-- Begin MATERIAL FOR THE TASK --
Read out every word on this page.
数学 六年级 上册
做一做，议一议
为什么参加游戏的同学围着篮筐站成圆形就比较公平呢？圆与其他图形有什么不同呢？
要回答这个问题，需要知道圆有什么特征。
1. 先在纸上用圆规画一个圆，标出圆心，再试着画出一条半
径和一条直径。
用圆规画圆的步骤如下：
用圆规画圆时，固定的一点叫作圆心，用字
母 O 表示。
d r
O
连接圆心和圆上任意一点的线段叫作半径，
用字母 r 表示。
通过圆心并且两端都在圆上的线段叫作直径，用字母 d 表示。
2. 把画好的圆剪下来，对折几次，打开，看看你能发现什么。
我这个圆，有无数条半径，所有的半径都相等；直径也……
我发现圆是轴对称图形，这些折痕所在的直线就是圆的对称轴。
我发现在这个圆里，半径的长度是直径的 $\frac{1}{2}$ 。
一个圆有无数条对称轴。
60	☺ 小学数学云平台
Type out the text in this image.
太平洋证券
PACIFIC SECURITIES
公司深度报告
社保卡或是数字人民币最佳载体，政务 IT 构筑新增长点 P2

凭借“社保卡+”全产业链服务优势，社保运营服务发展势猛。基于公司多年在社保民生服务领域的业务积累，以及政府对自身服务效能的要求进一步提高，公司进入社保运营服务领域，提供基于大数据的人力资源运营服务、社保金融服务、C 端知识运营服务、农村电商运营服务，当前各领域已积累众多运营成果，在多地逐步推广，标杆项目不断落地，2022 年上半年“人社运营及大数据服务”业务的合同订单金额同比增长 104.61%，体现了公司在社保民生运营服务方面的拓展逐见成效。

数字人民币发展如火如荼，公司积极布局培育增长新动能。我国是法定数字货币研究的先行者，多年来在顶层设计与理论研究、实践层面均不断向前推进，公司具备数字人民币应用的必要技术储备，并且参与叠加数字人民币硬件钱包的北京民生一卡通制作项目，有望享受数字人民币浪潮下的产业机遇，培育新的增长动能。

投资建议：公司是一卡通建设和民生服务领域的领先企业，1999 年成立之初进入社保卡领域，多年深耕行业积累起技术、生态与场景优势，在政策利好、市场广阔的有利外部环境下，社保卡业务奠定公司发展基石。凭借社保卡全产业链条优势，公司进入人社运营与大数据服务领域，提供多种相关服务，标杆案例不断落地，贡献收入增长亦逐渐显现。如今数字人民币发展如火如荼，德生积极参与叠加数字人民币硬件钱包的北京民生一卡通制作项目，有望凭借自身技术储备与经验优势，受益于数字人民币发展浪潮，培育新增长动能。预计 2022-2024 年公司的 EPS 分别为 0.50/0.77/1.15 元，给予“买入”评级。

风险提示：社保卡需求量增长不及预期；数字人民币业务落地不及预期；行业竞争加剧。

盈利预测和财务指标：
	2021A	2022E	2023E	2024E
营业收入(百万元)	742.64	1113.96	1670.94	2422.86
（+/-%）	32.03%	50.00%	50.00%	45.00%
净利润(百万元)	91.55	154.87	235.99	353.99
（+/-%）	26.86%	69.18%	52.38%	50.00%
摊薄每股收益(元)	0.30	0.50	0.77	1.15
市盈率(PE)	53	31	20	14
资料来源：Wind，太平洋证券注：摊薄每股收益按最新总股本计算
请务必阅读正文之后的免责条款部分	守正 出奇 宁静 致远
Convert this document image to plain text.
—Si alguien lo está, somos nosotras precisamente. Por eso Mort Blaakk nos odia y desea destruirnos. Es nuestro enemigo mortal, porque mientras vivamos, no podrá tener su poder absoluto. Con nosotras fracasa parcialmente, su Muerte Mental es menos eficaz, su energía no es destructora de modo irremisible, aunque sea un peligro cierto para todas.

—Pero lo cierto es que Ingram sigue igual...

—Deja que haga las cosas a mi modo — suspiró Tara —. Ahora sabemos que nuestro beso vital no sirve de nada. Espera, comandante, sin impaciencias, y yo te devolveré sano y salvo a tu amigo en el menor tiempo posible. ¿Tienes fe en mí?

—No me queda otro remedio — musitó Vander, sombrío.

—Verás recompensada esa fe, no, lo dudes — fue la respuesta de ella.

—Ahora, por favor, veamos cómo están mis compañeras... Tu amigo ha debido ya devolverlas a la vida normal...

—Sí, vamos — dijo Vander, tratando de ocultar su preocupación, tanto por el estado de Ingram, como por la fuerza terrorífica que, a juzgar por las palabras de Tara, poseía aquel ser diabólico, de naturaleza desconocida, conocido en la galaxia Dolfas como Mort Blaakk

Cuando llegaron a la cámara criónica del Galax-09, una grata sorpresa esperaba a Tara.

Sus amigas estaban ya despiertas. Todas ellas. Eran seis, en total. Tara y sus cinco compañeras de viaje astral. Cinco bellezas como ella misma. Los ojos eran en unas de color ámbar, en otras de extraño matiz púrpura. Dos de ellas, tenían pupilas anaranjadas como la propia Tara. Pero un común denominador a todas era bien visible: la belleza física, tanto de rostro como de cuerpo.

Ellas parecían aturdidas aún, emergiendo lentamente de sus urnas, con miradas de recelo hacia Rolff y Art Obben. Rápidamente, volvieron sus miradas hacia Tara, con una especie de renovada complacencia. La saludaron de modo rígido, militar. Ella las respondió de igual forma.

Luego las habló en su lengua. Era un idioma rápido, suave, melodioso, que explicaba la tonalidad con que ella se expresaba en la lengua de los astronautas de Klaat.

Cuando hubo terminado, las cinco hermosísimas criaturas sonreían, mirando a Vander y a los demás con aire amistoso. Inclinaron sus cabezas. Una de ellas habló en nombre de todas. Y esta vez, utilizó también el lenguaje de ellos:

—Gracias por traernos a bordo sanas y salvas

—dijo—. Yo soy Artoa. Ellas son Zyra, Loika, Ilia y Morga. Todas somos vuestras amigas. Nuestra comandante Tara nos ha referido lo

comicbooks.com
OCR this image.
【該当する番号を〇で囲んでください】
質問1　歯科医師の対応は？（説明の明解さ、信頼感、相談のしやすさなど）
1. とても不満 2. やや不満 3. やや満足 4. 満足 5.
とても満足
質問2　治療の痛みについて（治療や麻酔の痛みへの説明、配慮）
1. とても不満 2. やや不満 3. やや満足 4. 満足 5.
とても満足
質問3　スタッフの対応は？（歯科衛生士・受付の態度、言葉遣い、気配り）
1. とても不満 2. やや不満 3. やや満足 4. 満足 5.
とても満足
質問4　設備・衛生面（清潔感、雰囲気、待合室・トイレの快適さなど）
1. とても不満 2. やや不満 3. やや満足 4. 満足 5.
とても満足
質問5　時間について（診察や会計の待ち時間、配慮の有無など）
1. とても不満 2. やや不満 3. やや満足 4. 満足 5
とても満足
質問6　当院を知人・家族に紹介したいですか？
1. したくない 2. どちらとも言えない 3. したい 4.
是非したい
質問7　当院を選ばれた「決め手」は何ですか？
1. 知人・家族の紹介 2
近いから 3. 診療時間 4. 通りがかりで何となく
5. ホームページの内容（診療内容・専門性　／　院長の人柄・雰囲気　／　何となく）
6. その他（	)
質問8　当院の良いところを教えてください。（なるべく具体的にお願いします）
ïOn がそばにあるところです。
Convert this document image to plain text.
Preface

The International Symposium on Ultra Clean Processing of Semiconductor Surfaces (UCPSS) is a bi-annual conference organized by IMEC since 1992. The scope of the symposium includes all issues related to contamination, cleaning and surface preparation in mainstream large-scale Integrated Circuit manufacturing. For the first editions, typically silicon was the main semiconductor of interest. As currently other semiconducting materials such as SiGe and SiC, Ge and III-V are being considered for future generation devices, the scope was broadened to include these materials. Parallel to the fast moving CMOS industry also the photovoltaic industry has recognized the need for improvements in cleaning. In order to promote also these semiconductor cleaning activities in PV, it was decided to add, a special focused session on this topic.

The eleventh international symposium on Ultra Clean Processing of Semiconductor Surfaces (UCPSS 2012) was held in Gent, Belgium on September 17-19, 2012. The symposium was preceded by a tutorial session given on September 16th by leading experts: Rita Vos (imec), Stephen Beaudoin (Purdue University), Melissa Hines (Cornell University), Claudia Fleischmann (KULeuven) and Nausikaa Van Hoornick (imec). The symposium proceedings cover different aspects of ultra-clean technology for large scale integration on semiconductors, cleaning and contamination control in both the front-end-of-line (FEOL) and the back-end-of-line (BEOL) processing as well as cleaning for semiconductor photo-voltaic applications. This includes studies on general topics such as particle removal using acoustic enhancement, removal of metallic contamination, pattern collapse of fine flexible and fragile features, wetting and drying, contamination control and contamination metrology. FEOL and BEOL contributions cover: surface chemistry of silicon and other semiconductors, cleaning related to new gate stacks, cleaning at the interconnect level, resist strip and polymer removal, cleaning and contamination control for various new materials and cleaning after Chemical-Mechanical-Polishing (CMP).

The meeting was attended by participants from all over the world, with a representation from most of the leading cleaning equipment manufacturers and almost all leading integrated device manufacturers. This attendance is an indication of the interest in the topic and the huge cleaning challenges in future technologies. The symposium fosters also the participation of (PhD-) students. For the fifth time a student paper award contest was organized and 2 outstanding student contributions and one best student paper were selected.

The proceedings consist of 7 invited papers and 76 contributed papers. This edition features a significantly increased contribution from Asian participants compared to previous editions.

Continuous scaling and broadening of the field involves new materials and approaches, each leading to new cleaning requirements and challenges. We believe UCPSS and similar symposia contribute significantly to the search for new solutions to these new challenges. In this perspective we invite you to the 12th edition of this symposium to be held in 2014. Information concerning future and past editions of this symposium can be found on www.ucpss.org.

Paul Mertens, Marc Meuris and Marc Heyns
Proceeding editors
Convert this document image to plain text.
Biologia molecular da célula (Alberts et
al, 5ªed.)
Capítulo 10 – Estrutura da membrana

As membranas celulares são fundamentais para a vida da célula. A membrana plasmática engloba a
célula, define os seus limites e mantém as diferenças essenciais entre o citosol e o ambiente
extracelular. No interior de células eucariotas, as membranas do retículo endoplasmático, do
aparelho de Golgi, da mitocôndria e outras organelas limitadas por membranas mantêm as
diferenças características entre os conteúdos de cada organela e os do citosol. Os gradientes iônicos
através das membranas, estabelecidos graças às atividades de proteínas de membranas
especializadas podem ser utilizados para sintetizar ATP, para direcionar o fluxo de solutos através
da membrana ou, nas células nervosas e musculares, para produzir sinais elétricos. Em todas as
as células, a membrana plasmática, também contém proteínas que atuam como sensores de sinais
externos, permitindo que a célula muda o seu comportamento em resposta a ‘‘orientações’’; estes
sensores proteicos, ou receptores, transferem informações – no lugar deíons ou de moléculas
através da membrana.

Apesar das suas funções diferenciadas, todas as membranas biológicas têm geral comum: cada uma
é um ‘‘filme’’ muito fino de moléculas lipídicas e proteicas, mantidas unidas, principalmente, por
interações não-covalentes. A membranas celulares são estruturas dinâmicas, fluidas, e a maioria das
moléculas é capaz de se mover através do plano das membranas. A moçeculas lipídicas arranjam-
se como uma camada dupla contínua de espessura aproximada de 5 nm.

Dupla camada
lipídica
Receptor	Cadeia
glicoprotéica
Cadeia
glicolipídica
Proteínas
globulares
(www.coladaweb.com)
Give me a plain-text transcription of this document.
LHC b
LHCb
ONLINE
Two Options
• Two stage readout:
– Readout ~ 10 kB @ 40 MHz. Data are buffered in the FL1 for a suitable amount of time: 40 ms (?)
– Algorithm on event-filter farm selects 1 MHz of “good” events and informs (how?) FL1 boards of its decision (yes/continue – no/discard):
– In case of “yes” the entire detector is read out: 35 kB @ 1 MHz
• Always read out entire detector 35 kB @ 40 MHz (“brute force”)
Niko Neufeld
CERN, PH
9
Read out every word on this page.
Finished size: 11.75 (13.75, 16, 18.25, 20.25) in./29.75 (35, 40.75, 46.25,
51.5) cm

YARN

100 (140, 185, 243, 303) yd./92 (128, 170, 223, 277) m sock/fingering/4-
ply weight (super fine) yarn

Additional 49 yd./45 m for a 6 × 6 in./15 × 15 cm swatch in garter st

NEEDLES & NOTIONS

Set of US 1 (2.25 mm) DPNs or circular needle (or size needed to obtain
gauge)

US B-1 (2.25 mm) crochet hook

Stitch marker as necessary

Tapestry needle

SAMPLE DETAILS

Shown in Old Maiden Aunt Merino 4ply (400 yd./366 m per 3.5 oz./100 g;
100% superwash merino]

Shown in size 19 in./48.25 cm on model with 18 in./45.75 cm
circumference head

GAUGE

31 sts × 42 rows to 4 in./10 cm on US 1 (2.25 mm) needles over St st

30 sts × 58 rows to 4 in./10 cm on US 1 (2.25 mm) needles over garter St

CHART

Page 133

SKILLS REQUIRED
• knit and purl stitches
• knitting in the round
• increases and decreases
-- End MATERIAL FOR THE TASK --
§ **DIRECTIONS**:
What needs duplicating is the run of lines from the one containing "Give me a plain-text" through the last line of the entries above, exact and complete.

§ **RESULT OF THIS EXERCISE**:
Give me a plain-text transcription of this document.
LHC b
LHCb
ONLINE
Two Options
• Two stage readout:
– Readout ~ 10 kB @ 40 MHz. Data are buffered in the FL1 for a suitable amount of time: 40 ms (?)
– Algorithm on event-filter farm selects 1 MHz of “good” events and informs (how?) FL1 boards of its decision (yes/continue – no/discard):
– In case of “yes” the entire detector is read out: 35 kB @ 1 MHz
• Always read out entire detector 35 kB @ 40 MHz (“brute force”)
Niko Neufeld
CERN, PH
9
Read out every word on this page.
Finished size: 11.75 (13.75, 16, 18.25, 20.25) in./29.75 (35, 40.75, 46.25,
51.5) cm

YARN

100 (140, 185, 243, 303) yd./92 (128, 170, 223, 277) m sock/fingering/4-
ply weight (super fine) yarn

Additional 49 yd./45 m for a 6 × 6 in./15 × 15 cm swatch in garter st

NEEDLES & NOTIONS

Set of US 1 (2.25 mm) DPNs or circular needle (or size needed to obtain
gauge)

US B-1 (2.25 mm) crochet hook

Stitch marker as necessary

Tapestry needle

SAMPLE DETAILS

Shown in Old Maiden Aunt Merino 4ply (400 yd./366 m per 3.5 oz./100 g;
100% superwash merino]

Shown in size 19 in./48.25 cm on model with 18 in./45.75 cm
circumference head

GAUGE

31 sts × 42 rows to 4 in./10 cm on US 1 (2.25 mm) needles over St st

30 sts × 58 rows to 4 in./10 cm on US 1 (2.25 mm) needles over garter St

CHART

Page 133

SKILLS REQUIRED
• knit and purl stitches
• knitting in the round
• increases and decreases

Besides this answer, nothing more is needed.